Collected data entries

■ ■ ■ ■ ■ ■ ■

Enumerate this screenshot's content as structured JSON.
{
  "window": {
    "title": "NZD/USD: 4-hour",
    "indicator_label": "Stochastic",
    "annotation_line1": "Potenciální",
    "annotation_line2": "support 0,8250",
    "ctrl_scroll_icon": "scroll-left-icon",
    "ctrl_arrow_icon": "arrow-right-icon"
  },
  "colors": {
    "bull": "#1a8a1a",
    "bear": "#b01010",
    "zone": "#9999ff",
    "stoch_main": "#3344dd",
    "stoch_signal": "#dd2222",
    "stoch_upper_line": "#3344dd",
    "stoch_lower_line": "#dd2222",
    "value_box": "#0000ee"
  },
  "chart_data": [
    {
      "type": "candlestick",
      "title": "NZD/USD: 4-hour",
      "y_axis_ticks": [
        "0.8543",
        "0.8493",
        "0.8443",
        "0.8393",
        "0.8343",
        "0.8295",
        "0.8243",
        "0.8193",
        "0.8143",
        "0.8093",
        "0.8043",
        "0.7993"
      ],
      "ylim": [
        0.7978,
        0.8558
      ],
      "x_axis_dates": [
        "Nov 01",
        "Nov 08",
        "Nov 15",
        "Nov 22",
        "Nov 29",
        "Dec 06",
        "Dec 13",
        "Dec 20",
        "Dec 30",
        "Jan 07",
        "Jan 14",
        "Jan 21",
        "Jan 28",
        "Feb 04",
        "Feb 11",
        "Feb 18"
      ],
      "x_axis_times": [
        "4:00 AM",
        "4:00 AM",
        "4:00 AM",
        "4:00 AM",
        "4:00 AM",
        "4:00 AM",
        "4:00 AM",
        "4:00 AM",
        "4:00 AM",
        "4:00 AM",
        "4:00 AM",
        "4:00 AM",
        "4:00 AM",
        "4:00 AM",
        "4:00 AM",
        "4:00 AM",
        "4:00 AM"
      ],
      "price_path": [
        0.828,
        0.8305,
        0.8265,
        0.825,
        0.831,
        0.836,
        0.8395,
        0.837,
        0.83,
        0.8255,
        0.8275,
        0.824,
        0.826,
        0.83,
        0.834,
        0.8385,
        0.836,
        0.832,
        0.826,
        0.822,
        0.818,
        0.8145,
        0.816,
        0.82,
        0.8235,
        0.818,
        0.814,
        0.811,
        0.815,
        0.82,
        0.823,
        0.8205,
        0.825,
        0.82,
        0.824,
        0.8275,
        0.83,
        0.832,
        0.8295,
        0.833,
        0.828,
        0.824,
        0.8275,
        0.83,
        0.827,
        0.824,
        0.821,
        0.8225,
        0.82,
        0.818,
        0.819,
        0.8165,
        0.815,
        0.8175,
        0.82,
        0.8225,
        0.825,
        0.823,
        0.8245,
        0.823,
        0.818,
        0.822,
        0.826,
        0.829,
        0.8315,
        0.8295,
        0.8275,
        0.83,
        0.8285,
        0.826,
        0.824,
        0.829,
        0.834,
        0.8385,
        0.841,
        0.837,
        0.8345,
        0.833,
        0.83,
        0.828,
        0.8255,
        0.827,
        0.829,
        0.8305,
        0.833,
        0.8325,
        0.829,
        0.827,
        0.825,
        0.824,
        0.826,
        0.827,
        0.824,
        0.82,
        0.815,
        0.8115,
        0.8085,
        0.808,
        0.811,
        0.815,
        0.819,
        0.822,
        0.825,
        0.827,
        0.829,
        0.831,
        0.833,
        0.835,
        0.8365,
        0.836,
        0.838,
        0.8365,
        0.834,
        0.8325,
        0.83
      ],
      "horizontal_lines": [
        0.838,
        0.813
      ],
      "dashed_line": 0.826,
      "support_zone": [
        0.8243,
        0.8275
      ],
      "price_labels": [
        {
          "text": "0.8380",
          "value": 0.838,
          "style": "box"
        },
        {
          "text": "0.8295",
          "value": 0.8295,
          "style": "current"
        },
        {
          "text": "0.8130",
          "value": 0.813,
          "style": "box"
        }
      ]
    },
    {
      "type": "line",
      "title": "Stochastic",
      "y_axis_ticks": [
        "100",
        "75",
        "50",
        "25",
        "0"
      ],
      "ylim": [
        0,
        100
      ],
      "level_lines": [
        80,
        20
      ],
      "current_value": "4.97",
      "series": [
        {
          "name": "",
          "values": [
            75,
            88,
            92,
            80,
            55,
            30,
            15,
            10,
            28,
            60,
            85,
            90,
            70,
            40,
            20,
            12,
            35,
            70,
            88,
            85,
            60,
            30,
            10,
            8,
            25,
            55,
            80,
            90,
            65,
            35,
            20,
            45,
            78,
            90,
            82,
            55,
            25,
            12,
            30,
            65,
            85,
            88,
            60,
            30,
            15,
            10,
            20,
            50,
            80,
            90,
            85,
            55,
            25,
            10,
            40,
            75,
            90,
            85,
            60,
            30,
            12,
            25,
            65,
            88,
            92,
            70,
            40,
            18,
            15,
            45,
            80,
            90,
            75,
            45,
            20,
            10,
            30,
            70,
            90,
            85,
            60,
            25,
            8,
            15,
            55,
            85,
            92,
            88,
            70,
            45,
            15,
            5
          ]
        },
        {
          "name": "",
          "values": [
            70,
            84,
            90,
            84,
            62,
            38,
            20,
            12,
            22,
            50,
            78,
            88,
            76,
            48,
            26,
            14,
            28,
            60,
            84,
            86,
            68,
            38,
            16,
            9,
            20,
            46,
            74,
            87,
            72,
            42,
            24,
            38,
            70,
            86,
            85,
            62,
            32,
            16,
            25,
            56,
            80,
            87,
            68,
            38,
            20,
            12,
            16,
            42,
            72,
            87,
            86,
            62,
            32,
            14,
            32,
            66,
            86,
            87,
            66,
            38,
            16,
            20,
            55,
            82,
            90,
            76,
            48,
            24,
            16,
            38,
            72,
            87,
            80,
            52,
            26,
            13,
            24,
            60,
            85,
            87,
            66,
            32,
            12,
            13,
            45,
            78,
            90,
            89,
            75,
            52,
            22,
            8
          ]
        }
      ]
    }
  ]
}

■ ■ ■ ■ ■ ■ ■

Using the entries above, state how many lines include the word "Stochastic", with no other words.

2